WORK INSTRUCTIONS — Wherever the word "DsModelo" turns up in a line of the entries, copy that line.

DATASET RECORDS —
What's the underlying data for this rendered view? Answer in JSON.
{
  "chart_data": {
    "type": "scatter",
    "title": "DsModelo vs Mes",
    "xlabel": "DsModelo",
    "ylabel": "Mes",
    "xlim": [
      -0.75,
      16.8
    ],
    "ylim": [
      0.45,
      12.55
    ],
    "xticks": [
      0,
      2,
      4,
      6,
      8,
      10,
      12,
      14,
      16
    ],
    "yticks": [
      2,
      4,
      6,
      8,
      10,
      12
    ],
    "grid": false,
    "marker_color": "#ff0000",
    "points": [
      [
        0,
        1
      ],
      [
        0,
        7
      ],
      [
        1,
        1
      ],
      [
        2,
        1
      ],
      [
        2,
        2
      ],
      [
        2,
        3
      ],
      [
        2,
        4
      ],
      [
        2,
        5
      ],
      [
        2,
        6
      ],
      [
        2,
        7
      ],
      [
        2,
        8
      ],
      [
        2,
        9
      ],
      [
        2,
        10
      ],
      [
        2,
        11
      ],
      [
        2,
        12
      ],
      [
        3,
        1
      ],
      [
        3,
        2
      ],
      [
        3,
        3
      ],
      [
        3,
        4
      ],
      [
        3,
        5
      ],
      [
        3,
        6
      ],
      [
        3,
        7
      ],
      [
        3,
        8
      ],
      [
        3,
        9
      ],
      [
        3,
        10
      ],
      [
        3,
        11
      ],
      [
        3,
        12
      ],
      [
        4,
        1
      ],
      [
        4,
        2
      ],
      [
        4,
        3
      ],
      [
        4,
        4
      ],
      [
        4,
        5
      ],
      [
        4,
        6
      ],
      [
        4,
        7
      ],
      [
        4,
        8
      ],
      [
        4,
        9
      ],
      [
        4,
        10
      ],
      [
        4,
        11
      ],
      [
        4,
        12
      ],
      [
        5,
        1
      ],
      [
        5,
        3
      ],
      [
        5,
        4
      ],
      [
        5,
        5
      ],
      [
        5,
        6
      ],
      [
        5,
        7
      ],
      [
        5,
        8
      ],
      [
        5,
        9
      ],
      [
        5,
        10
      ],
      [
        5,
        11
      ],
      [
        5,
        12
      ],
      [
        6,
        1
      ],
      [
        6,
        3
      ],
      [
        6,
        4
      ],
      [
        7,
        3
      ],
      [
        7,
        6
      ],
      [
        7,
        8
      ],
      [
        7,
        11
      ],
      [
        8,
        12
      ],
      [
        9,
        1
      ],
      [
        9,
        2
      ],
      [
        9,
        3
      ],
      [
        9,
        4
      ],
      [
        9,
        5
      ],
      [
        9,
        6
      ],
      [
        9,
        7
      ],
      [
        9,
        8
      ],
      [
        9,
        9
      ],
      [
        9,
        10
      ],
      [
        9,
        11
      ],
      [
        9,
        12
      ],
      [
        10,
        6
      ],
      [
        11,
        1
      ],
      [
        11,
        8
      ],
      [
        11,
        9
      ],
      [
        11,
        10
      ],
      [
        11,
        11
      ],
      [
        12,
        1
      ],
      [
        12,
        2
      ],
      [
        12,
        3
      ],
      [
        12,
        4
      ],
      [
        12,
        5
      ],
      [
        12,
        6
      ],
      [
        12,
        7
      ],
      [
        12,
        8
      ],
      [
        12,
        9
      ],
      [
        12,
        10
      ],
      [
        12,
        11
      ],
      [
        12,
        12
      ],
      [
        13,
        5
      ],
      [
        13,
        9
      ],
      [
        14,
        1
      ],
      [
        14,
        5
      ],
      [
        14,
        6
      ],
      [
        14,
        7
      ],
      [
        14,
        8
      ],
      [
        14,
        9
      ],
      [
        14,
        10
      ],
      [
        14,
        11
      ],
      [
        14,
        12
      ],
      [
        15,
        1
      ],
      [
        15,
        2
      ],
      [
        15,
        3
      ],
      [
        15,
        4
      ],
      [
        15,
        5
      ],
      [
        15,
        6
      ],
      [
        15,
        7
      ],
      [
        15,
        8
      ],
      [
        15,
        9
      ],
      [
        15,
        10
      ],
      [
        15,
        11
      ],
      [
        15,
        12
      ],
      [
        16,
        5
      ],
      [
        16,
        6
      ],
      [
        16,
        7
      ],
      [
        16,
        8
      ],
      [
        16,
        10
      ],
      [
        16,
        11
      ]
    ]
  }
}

FULL RESPONSE —
    "title": "DsModelo vs Mes",
    "xlabel": "DsModelo",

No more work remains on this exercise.